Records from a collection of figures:
════════
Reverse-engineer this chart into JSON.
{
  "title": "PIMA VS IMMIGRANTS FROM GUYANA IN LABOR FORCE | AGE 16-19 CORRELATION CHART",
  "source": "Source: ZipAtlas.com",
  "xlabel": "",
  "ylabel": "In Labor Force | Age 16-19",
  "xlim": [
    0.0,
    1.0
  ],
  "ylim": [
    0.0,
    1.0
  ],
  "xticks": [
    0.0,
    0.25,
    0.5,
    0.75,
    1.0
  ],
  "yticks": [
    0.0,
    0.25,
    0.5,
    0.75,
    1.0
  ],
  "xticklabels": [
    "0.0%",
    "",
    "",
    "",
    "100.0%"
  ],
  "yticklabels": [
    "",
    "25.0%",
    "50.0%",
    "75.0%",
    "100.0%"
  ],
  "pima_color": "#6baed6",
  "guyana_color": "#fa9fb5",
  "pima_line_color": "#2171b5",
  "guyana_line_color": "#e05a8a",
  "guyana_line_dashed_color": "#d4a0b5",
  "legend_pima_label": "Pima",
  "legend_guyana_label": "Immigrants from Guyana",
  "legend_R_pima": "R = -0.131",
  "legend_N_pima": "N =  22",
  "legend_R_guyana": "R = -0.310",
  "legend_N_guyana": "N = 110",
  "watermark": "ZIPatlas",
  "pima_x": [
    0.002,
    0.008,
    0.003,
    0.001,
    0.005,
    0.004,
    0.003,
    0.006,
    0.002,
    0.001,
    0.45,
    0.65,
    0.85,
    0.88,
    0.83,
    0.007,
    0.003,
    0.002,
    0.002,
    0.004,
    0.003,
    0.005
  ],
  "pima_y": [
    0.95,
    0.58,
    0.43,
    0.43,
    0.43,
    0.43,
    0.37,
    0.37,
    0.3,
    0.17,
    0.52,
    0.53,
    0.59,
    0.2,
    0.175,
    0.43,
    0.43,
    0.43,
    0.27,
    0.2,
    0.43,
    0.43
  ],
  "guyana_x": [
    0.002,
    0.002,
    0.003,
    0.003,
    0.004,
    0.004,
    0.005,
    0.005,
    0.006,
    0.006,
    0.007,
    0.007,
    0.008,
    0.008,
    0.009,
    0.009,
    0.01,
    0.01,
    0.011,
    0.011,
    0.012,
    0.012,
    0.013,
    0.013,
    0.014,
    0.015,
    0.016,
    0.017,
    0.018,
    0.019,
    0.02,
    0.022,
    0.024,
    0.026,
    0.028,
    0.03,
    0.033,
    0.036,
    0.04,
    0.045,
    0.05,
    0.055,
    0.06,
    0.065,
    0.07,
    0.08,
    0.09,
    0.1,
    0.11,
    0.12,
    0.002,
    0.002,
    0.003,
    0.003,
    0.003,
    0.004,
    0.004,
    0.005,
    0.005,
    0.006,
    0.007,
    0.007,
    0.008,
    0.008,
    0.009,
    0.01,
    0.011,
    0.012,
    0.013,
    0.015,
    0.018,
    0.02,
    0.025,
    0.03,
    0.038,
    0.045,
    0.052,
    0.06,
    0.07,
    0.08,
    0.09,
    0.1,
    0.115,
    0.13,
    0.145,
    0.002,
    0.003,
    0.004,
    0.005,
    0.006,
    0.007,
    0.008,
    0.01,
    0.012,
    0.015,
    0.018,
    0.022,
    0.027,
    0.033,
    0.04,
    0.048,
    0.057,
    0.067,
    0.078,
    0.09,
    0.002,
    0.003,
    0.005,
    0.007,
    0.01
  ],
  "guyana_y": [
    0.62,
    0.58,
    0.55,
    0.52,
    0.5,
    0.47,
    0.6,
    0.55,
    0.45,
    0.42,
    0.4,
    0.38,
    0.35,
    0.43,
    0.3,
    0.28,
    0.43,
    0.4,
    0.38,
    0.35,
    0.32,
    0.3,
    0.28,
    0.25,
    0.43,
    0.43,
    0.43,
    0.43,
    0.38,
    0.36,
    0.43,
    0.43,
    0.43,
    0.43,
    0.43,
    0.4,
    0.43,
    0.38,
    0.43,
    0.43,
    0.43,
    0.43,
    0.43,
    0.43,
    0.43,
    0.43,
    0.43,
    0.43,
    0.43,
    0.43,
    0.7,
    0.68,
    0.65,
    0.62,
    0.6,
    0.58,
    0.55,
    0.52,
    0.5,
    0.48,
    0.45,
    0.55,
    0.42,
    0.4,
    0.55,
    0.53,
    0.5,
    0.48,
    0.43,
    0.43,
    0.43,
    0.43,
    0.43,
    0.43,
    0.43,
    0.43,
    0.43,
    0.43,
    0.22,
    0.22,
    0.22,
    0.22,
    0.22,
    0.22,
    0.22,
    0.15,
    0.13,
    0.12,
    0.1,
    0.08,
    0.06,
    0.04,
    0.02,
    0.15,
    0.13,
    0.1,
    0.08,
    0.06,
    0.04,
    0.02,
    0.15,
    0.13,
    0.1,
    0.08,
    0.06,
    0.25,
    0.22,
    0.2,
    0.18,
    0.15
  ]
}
════════
Restate the whole listing exactly, leaving out nothing.

Response:
Reverse-engineer this chart into JSON.
{
  "title": "PIMA VS IMMIGRANTS FROM GUYANA IN LABOR FORCE | AGE 16-19 CORRELATION CHART",
  "source": "Source: ZipAtlas.com",
  "xlabel": "",
  "ylabel": "In Labor Force | Age 16-19",
  "xlim": [
    0.0,
    1.0
  ],
  "ylim": [
    0.0,
    1.0
  ],
  "xticks": [
    0.0,
    0.25,
    0.5,
    0.75,
    1.0
  ],
  "yticks": [
    0.0,
    0.25,
    0.5,
    0.75,
    1.0
  ],
  "xticklabels": [
    "0.0%",
    "",
    "",
    "",
    "100.0%"
  ],
  "yticklabels": [
    "",
    "25.0%",
    "50.0%",
    "75.0%",
    "100.0%"
  ],
  "pima_color": "#6baed6",
  "guyana_color": "#fa9fb5",
  "pima_line_color": "#2171b5",
  "guyana_line_color": "#e05a8a",
  "guyana_line_dashed_color": "#d4a0b5",
  "legend_pima_label": "Pima",
  "legend_guyana_label": "Immigrants from Guyana",
  "legend_R_pima": "R = -0.131",
  "legend_N_pima": "N =  22",
  "legend_R_guyana": "R = -0.310",
  "legend_N_guyana": "N = 110",
  "watermark": "ZIPatlas",
  "pima_x": [
    0.002,
    0.008,
    0.003,
    0.001,
    0.005,
    0.004,
    0.003,
    0.006,
    0.002,
    0.001,
    0.45,
    0.65,
    0.85,
    0.88,
    0.83,
    0.007,
    0.003,
    0.002,
    0.002,
    0.004,
    0.003,
    0.005
  ],
  "pima_y": [
    0.95,
    0.58,
    0.43,
    0.43,
    0.43,
    0.43,
    0.37,
    0.37,
    0.3,
    0.17,
    0.52,
    0.53,
    0.59,
    0.2,
    0.175,
    0.43,
    0.43,
    0.43,
    0.27,
    0.2,
    0.43,
    0.43
  ],
  "guyana_x": [
    0.002,
    0.002,
    0.003,
    0.003,
    0.004,
    0.004,
    0.005,
    0.005,
    0.006,
    0.006,
    0.007,
    0.007,
    0.008,
    0.008,
    0.009,
    0.009,
    0.01,
    0.01,
    0.011,
    0.011,
    0.012,
    0.012,
    0.013,
    0.013,
    0.014,
    0.015,
    0.016,
    0.017,
    0.018,
    0.019,
    0.02,
    0.022,
    0.024,
    0.026,
    0.028,
    0.03,
    0.033,
    0.036,
    0.04,
    0.045,
    0.05,
    0.055,
    0.06,
    0.065,
    0.07,
    0.08,
    0.09,
    0.1,
    0.11,
    0.12,
    0.002,
    0.002,
    0.003,
    0.003,
    0.003,
    0.004,
    0.004,
    0.005,
    0.005,
    0.006,
    0.007,
    0.007,
    0.008,
    0.008,
    0.009,
    0.01,
    0.011,
    0.012,
    0.013,
    0.015,
    0.018,
    0.02,
    0.025,
    0.03,
    0.038,
    0.045,
    0.052,
    0.06,
    0.07,
    0.08,
    0.09,
    0.1,
    0.115,
    0.13,
    0.145,
    0.002,
    0.003,
    0.004,
    0.005,
    0.006,
    0.007,
    0.008,
    0.01,
    0.012,
    0.015,
    0.018,
    0.022,
    0.027,
    0.033,
    0.04,
    0.048,
    0.057,
    0.067,
    0.078,
    0.09,
    0.002,
    0.003,
    0.005,
    0.007,
    0.01
  ],
  "guyana_y": [
    0.62,
    0.58,
    0.55,
    0.52,
    0.5,
    0.47,
    0.6,
    0.55,
    0.45,
    0.42,
    0.4,
    0.38,
    0.35,
    0.43,
    0.3,
    0.28,
    0.43,
    0.4,
    0.38,
    0.35,
    0.32,
    0.3,
    0.28,
    0.25,
    0.43,
    0.43,
    0.43,
    0.43,
    0.38,
    0.36,
    0.43,
    0.43,
    0.43,
    0.43,
    0.43,
    0.4,
    0.43,
    0.38,
    0.43,
    0.43,
    0.43,
    0.43,
    0.43,
    0.43,
    0.43,
    0.43,
    0.43,
    0.43,
    0.43,
    0.43,
    0.7,
    0.68,
    0.65,
    0.62,
    0.6,
    0.58,
    0.55,
    0.52,
    0.5,
    0.48,
    0.45,
    0.55,
    0.42,
    0.4,
    0.55,
    0.53,
    0.5,
    0.48,
    0.43,
    0.43,
    0.43,
    0.43,
    0.43,
    0.43,
    0.43,
    0.43,
    0.43,
    0.43,
    0.22,
    0.22,
    0.22,
    0.22,
    0.22,
    0.22,
    0.22,
    0.15,
    0.13,
    0.12,
    0.1,
    0.08,
    0.06,
    0.04,
    0.02,
    0.15,
    0.13,
    0.1,
    0.08,
    0.06,
    0.04,
    0.02,
    0.15,
    0.13,
    0.1,
    0.08,
    0.06,
    0.25,
    0.22,
    0.2,
    0.18,
    0.15
  ]
}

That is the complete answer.